Count the lines that include the string "DELLA", and give only that number.

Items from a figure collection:
* BEGIN *

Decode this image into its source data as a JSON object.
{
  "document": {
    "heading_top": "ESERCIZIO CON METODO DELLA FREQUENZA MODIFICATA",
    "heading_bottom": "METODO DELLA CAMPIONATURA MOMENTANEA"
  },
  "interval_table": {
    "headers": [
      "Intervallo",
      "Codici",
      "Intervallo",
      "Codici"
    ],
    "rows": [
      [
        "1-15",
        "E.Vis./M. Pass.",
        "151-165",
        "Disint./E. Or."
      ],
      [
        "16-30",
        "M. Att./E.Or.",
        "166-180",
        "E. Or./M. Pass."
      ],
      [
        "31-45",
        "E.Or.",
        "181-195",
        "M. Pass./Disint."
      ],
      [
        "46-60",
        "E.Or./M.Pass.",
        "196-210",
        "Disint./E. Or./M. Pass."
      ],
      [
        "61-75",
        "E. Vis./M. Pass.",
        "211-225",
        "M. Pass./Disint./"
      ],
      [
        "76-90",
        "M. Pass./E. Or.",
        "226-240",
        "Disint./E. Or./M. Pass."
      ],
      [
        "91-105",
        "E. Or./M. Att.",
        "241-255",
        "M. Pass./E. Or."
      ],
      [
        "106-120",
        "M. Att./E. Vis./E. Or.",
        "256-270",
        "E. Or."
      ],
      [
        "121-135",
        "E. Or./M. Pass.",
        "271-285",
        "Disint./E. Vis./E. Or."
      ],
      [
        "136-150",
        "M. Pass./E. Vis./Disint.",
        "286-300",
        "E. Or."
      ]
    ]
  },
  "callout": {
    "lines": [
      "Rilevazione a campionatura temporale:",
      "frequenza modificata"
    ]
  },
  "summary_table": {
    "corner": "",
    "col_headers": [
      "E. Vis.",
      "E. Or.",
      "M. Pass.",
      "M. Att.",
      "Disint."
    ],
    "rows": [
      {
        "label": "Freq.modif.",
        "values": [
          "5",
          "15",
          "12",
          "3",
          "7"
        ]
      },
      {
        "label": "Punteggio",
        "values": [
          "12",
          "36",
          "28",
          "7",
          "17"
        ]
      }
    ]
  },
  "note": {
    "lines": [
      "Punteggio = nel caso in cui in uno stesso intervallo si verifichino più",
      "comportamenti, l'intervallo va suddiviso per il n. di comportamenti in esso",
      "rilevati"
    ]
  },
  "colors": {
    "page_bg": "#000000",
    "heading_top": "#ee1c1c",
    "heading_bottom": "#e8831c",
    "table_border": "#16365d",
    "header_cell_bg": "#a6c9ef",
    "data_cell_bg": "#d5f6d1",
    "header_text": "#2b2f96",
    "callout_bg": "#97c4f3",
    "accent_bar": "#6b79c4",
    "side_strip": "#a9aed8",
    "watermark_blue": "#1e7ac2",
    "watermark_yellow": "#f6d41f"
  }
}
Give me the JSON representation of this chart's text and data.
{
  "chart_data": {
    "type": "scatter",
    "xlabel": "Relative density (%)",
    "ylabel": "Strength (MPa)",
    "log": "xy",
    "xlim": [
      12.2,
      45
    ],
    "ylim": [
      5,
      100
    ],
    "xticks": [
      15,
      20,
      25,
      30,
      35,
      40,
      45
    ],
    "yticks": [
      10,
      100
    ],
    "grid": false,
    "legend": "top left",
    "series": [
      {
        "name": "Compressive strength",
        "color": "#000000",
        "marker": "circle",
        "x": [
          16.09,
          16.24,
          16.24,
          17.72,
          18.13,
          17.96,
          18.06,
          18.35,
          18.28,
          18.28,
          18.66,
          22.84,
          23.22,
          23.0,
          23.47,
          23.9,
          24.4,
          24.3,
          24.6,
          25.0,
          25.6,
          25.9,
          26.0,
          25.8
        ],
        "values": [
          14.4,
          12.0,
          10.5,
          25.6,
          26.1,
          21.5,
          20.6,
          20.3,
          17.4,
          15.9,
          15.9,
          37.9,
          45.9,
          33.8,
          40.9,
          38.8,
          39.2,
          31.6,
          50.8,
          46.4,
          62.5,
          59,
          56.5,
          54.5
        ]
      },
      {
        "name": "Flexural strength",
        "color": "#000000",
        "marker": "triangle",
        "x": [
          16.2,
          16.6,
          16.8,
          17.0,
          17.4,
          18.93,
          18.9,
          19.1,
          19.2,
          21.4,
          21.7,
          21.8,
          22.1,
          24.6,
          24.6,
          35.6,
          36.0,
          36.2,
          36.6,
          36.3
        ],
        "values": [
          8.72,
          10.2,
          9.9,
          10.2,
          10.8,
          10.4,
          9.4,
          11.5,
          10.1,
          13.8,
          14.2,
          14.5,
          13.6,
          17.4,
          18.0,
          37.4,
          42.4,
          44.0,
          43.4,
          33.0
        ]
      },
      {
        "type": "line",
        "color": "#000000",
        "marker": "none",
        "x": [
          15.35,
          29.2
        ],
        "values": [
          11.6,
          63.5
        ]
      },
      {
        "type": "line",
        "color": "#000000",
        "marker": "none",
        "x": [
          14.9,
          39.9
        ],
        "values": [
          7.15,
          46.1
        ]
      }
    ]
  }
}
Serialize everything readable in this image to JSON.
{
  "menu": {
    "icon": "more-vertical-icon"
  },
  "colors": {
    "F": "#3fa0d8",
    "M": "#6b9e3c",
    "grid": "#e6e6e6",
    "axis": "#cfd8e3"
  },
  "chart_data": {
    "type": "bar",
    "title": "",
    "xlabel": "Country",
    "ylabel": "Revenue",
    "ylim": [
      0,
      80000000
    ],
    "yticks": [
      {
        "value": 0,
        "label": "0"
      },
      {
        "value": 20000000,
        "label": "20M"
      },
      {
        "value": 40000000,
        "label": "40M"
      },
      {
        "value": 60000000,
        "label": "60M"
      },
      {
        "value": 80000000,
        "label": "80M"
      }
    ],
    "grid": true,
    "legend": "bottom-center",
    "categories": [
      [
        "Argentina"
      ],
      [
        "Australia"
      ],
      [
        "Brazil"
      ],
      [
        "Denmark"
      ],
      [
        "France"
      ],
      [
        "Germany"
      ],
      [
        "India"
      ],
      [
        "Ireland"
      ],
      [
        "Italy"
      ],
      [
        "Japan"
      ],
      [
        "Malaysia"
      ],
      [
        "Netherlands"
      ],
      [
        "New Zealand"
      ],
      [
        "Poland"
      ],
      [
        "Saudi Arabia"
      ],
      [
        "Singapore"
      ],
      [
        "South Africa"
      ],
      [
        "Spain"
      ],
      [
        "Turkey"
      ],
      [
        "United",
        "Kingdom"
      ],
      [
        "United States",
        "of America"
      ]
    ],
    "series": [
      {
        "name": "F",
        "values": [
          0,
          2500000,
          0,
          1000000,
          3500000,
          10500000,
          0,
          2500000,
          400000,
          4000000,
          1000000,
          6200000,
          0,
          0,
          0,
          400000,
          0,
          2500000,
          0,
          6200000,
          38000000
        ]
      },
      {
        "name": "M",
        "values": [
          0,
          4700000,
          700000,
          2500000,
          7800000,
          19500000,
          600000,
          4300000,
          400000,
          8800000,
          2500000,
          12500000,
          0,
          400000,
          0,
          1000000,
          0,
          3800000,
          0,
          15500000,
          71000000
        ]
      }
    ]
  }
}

* END *

> **Result below**
2